→ Work to do
In the records that follow, locate every line with "JSON" and extract it.

→ Data supplied
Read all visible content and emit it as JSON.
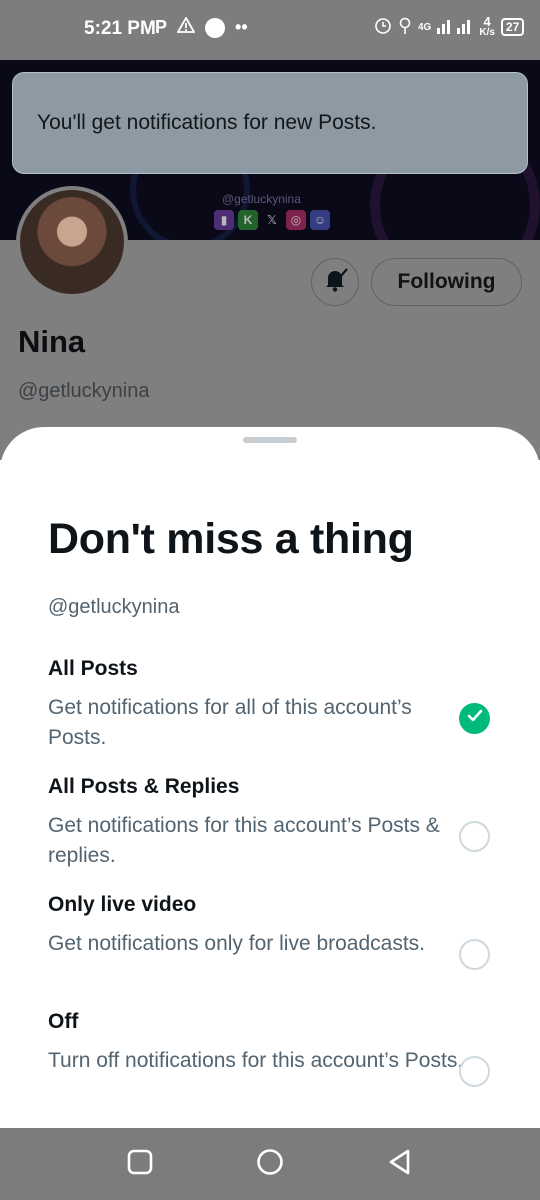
{
  "status_bar": {
    "time": "5:21 PM",
    "network_label": "4G",
    "speed_value": "4",
    "speed_unit": "K/s",
    "battery": "27"
  },
  "toast": {
    "message": "You'll get notifications for new Posts."
  },
  "profile": {
    "banner_handle": "@getluckynina",
    "name": "Nina",
    "handle": "@getluckynina",
    "following_label": "Following"
  },
  "sheet": {
    "title": "Don't miss a thing",
    "handle": "@getluckynina",
    "options": [
      {
        "title": "All Posts",
        "description": "Get notifications for all of this account’s Posts.",
        "selected": true
      },
      {
        "title": "All Posts & Replies",
        "description": "Get notifications for this account’s Posts & replies.",
        "selected": false
      },
      {
        "title": "Only live video",
        "description": "Get notifications only for live broadcasts.",
        "selected": false
      },
      {
        "title": "Off",
        "description": "Turn off notifications for this account’s Posts.",
        "selected": false
      }
    ]
  },
  "colors": {
    "selected_radio": "#00ba7c",
    "secondary_text": "#536471",
    "scrim": "#7f7f7f"
  },
  "icons": [
    "parking-icon",
    "warning-icon",
    "alarm-icon",
    "signal-icon",
    "battery-icon",
    "bell-check-icon",
    "check-icon",
    "recents-icon",
    "home-icon",
    "back-icon"
  ]
}
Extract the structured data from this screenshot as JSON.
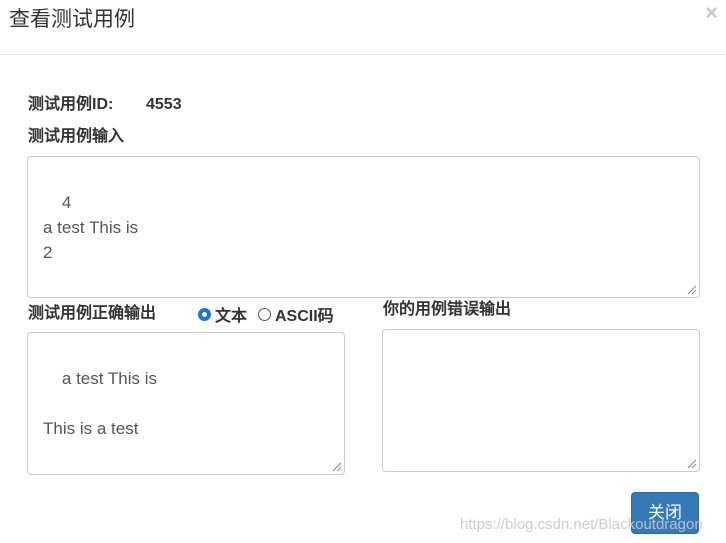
{
  "dialog": {
    "title": "查看测试用例",
    "close_symbol": "×"
  },
  "case": {
    "id_label": "测试用例ID:",
    "id_value": "4553",
    "input_label": "测试用例输入",
    "input_value": "4\na test This is\n2"
  },
  "expected": {
    "label": "测试用例正确输出",
    "radio_text_label": "文本",
    "radio_ascii_label": "ASCII码",
    "selected": "文本",
    "value": "a test This is\n\nThis is a test"
  },
  "wrong": {
    "label": "你的用例错误输出",
    "value": ""
  },
  "footer": {
    "close_button": "关闭"
  },
  "watermark": "https://blog.csdn.net/Blackoutdragon",
  "colors": {
    "primary_button": "#337ab7",
    "radio_checked": "#1a73e8",
    "border": "#cccccc"
  }
}
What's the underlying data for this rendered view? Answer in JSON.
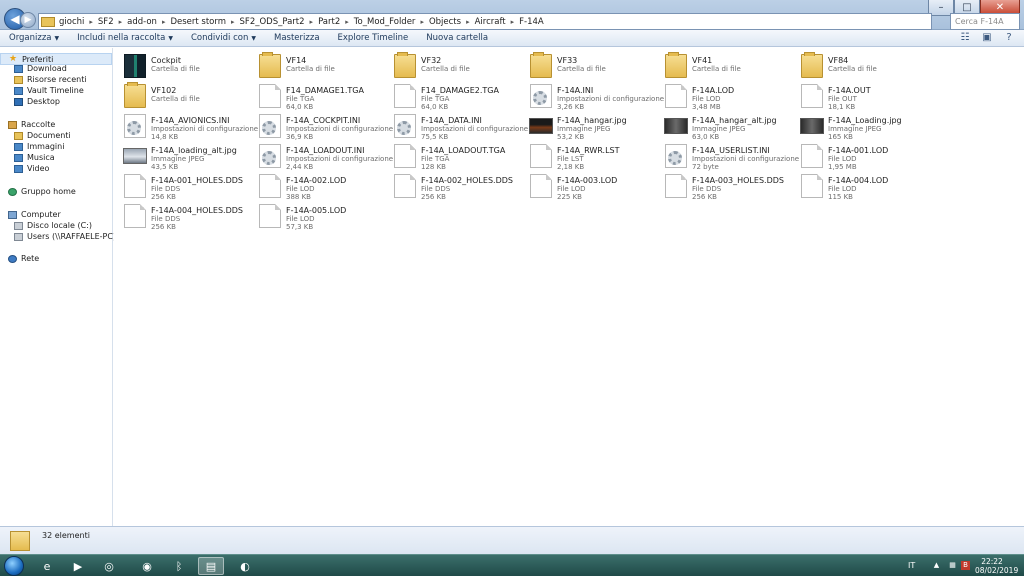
{
  "window": {
    "controls": {
      "minimize": "–",
      "maximize": "□",
      "close": "✕"
    }
  },
  "address": {
    "crumbs": [
      "giochi",
      "SF2",
      "add-on",
      "Desert storm",
      "SF2_ODS_Part2",
      "Part2",
      "To_Mod_Folder",
      "Objects",
      "Aircraft",
      "F-14A"
    ],
    "separator": "▸"
  },
  "search": {
    "placeholder": "Cerca F-14A"
  },
  "toolbar": {
    "items": [
      {
        "label": "Organizza",
        "has_menu": true
      },
      {
        "label": "Includi nella raccolta",
        "has_menu": true
      },
      {
        "label": "Condividi con",
        "has_menu": true
      },
      {
        "label": "Masterizza",
        "has_menu": false
      },
      {
        "label": "Explore Timeline",
        "has_menu": false
      },
      {
        "label": "Nuova cartella",
        "has_menu": false
      }
    ]
  },
  "navpane": {
    "items": [
      {
        "label": "Preferiti",
        "icon": "star-icon",
        "level": 0,
        "selected": true
      },
      {
        "label": "Download",
        "icon": "download-folder-icon",
        "level": 1
      },
      {
        "label": "Risorse recenti",
        "icon": "recent-places-icon",
        "level": 1
      },
      {
        "label": "Vault Timeline",
        "icon": "vault-timeline-icon",
        "level": 1
      },
      {
        "label": "Desktop",
        "icon": "desktop-icon",
        "level": 1
      },
      {
        "label": "Raccolte",
        "icon": "libraries-icon",
        "level": 0
      },
      {
        "label": "Documenti",
        "icon": "documents-icon",
        "level": 1
      },
      {
        "label": "Immagini",
        "icon": "pictures-icon",
        "level": 1
      },
      {
        "label": "Musica",
        "icon": "music-icon",
        "level": 1
      },
      {
        "label": "Video",
        "icon": "videos-icon",
        "level": 1
      },
      {
        "label": "Gruppo home",
        "icon": "homegroup-icon",
        "level": 0
      },
      {
        "label": "Computer",
        "icon": "computer-icon",
        "level": 0
      },
      {
        "label": "Disco locale (C:)",
        "icon": "local-disk-icon",
        "level": 1
      },
      {
        "label": "Users (\\\\RAFFAELE-PC) (Z:)",
        "icon": "network-drive-icon",
        "level": 1
      },
      {
        "label": "Rete",
        "icon": "network-icon",
        "level": 0
      }
    ]
  },
  "files": [
    {
      "name": "Cockpit",
      "type": "Cartella di file",
      "size": "",
      "icon": "cockpit-folder-icon"
    },
    {
      "name": "VF14",
      "type": "Cartella di file",
      "size": "",
      "icon": "folder-icon"
    },
    {
      "name": "VF32",
      "type": "Cartella di file",
      "size": "",
      "icon": "folder-icon"
    },
    {
      "name": "VF33",
      "type": "Cartella di file",
      "size": "",
      "icon": "folder-icon"
    },
    {
      "name": "VF41",
      "type": "Cartella di file",
      "size": "",
      "icon": "folder-icon"
    },
    {
      "name": "VF84",
      "type": "Cartella di file",
      "size": "",
      "icon": "folder-icon"
    },
    {
      "name": "VF102",
      "type": "Cartella di file",
      "size": "",
      "icon": "folder-icon"
    },
    {
      "name": "F14_DAMAGE1.TGA",
      "type": "File TGA",
      "size": "64,0 KB",
      "icon": "file-icon"
    },
    {
      "name": "F14_DAMAGE2.TGA",
      "type": "File TGA",
      "size": "64,0 KB",
      "icon": "file-icon"
    },
    {
      "name": "F-14A.INI",
      "type": "Impostazioni di configurazione",
      "size": "3,26 KB",
      "icon": "config-file-icon"
    },
    {
      "name": "F-14A.LOD",
      "type": "File LOD",
      "size": "3,48 MB",
      "icon": "file-icon"
    },
    {
      "name": "F-14A.OUT",
      "type": "File OUT",
      "size": "18,1 KB",
      "icon": "file-icon"
    },
    {
      "name": "F-14A_AVIONICS.INI",
      "type": "Impostazioni di configurazione",
      "size": "14,8 KB",
      "icon": "config-file-icon"
    },
    {
      "name": "F-14A_COCKPIT.INI",
      "type": "Impostazioni di configurazione",
      "size": "36,9 KB",
      "icon": "config-file-icon"
    },
    {
      "name": "F-14A_DATA.INI",
      "type": "Impostazioni di configurazione",
      "size": "75,5 KB",
      "icon": "config-file-icon"
    },
    {
      "name": "F-14A_hangar.jpg",
      "type": "Immagine JPEG",
      "size": "53,2 KB",
      "icon": "image-night-icon"
    },
    {
      "name": "F-14A_hangar_alt.jpg",
      "type": "Immagine JPEG",
      "size": "63,0 KB",
      "icon": "image-dark-icon"
    },
    {
      "name": "F-14A_Loading.jpg",
      "type": "Immagine JPEG",
      "size": "165 KB",
      "icon": "image-dark-icon"
    },
    {
      "name": "F-14A_loading_alt.jpg",
      "type": "Immagine JPEG",
      "size": "43,5 KB",
      "icon": "image-jet-icon"
    },
    {
      "name": "F-14A_LOADOUT.INI",
      "type": "Impostazioni di configurazione",
      "size": "2,44 KB",
      "icon": "config-file-icon"
    },
    {
      "name": "F-14A_LOADOUT.TGA",
      "type": "File TGA",
      "size": "128 KB",
      "icon": "file-icon"
    },
    {
      "name": "F-14A_RWR.LST",
      "type": "File LST",
      "size": "2,18 KB",
      "icon": "file-icon"
    },
    {
      "name": "F-14A_USERLIST.INI",
      "type": "Impostazioni di configurazione",
      "size": "72 byte",
      "icon": "config-file-icon"
    },
    {
      "name": "F-14A-001.LOD",
      "type": "File LOD",
      "size": "1,95 MB",
      "icon": "file-icon"
    },
    {
      "name": "F-14A-001_HOLES.DDS",
      "type": "File DDS",
      "size": "256 KB",
      "icon": "file-icon"
    },
    {
      "name": "F-14A-002.LOD",
      "type": "File LOD",
      "size": "388 KB",
      "icon": "file-icon"
    },
    {
      "name": "F-14A-002_HOLES.DDS",
      "type": "File DDS",
      "size": "256 KB",
      "icon": "file-icon"
    },
    {
      "name": "F-14A-003.LOD",
      "type": "File LOD",
      "size": "225 KB",
      "icon": "file-icon"
    },
    {
      "name": "F-14A-003_HOLES.DDS",
      "type": "File DDS",
      "size": "256 KB",
      "icon": "file-icon"
    },
    {
      "name": "F-14A-004.LOD",
      "type": "File LOD",
      "size": "115 KB",
      "icon": "file-icon"
    },
    {
      "name": "F-14A-004_HOLES.DDS",
      "type": "File DDS",
      "size": "256 KB",
      "icon": "file-icon"
    },
    {
      "name": "F-14A-005.LOD",
      "type": "File LOD",
      "size": "57,3 KB",
      "icon": "file-icon"
    }
  ],
  "statusbar": {
    "count_text": "32 elementi"
  },
  "taskbar": {
    "apps": [
      "internet-explorer-icon",
      "media-player-icon",
      "steam-icon",
      "chrome-icon",
      "bluetooth-icon",
      "file-explorer-icon",
      "firefox-icon"
    ],
    "active_app": "file-explorer-icon",
    "language": "IT",
    "time": "22:22",
    "date": "08/02/2019"
  }
}
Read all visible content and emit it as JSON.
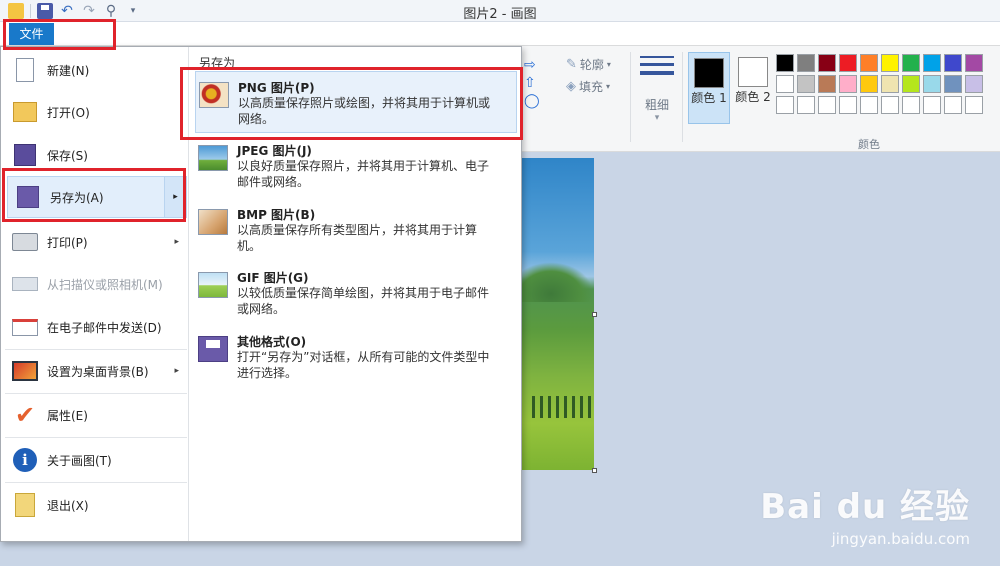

→ Full solution
Read all visible content and emit it as JSON.
Extract the structured data from this screenshot as JSON.
What's the underlying data for this rendered view? Answer in JSON.
Read all visible content and emit it as JSON.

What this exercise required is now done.